+++ Data rows +++

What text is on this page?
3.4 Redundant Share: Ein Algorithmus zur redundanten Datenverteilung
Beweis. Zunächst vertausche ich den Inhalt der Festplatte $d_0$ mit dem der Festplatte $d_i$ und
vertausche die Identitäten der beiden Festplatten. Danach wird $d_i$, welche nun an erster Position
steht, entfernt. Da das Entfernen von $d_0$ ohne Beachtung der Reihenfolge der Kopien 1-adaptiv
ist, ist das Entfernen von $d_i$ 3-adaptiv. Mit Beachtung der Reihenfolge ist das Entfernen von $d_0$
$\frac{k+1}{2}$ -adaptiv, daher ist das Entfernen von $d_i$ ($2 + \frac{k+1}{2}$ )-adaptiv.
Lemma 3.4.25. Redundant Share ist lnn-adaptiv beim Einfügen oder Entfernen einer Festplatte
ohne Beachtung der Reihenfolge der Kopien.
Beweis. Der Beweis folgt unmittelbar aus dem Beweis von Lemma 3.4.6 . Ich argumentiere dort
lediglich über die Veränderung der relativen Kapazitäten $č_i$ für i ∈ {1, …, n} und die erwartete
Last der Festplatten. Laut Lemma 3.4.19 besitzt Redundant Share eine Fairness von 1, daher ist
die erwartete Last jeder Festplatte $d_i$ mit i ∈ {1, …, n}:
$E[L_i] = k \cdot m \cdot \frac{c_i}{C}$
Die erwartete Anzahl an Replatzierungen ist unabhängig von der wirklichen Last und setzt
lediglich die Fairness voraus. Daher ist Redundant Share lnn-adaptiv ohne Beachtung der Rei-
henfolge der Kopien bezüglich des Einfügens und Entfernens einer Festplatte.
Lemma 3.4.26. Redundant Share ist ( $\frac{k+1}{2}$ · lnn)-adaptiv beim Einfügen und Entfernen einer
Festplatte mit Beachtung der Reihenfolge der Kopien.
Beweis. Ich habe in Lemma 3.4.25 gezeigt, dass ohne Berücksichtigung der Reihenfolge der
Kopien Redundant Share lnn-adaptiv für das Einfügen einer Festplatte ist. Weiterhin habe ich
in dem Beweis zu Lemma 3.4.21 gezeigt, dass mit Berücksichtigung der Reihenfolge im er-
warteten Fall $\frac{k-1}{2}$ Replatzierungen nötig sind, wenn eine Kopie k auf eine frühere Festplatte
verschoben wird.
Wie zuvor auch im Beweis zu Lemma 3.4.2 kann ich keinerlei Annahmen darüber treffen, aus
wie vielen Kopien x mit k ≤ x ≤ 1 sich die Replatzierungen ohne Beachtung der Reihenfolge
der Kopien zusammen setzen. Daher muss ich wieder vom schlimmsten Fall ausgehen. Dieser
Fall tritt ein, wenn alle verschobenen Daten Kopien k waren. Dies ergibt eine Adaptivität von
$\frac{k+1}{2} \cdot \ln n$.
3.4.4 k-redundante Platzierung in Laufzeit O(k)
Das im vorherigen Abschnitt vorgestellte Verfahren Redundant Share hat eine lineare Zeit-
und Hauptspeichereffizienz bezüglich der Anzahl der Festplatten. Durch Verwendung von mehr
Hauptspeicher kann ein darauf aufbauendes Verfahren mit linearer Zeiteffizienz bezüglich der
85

+++

From the listing above, reproduce all the lines exactly.

What text is on this page?
3.4 Redundant Share: Ein Algorithmus zur redundanten Datenverteilung
Beweis. Zunächst vertausche ich den Inhalt der Festplatte $d_0$ mit dem der Festplatte $d_i$ und
vertausche die Identitäten der beiden Festplatten. Danach wird $d_i$, welche nun an erster Position
steht, entfernt. Da das Entfernen von $d_0$ ohne Beachtung der Reihenfolge der Kopien 1-adaptiv
ist, ist das Entfernen von $d_i$ 3-adaptiv. Mit Beachtung der Reihenfolge ist das Entfernen von $d_0$
$\frac{k+1}{2}$ -adaptiv, daher ist das Entfernen von $d_i$ ($2 + \frac{k+1}{2}$ )-adaptiv.
Lemma 3.4.25. Redundant Share ist lnn-adaptiv beim Einfügen oder Entfernen einer Festplatte
ohne Beachtung der Reihenfolge der Kopien.
Beweis. Der Beweis folgt unmittelbar aus dem Beweis von Lemma 3.4.6 . Ich argumentiere dort
lediglich über die Veränderung der relativen Kapazitäten $č_i$ für i ∈ {1, …, n} und die erwartete
Last der Festplatten. Laut Lemma 3.4.19 besitzt Redundant Share eine Fairness von 1, daher ist
die erwartete Last jeder Festplatte $d_i$ mit i ∈ {1, …, n}:
$E[L_i] = k \cdot m \cdot \frac{c_i}{C}$
Die erwartete Anzahl an Replatzierungen ist unabhängig von der wirklichen Last und setzt
lediglich die Fairness voraus. Daher ist Redundant Share lnn-adaptiv ohne Beachtung der Rei-
henfolge der Kopien bezüglich des Einfügens und Entfernens einer Festplatte.
Lemma 3.4.26. Redundant Share ist ( $\frac{k+1}{2}$ · lnn)-adaptiv beim Einfügen und Entfernen einer
Festplatte mit Beachtung der Reihenfolge der Kopien.
Beweis. Ich habe in Lemma 3.4.25 gezeigt, dass ohne Berücksichtigung der Reihenfolge der
Kopien Redundant Share lnn-adaptiv für das Einfügen einer Festplatte ist. Weiterhin habe ich
in dem Beweis zu Lemma 3.4.21 gezeigt, dass mit Berücksichtigung der Reihenfolge im er-
warteten Fall $\frac{k-1}{2}$ Replatzierungen nötig sind, wenn eine Kopie k auf eine frühere Festplatte
verschoben wird.
Wie zuvor auch im Beweis zu Lemma 3.4.2 kann ich keinerlei Annahmen darüber treffen, aus
wie vielen Kopien x mit k ≤ x ≤ 1 sich die Replatzierungen ohne Beachtung der Reihenfolge
der Kopien zusammen setzen. Daher muss ich wieder vom schlimmsten Fall ausgehen. Dieser
Fall tritt ein, wenn alle verschobenen Daten Kopien k waren. Dies ergibt eine Adaptivität von
$\frac{k+1}{2} \cdot \ln n$.
3.4.4 k-redundante Platzierung in Laufzeit O(k)
Das im vorherigen Abschnitt vorgestellte Verfahren Redundant Share hat eine lineare Zeit-
und Hauptspeichereffizienz bezüglich der Anzahl der Festplatten. Durch Verwendung von mehr
Hauptspeicher kann ein darauf aufbauendes Verfahren mit linearer Zeiteffizienz bezüglich der
85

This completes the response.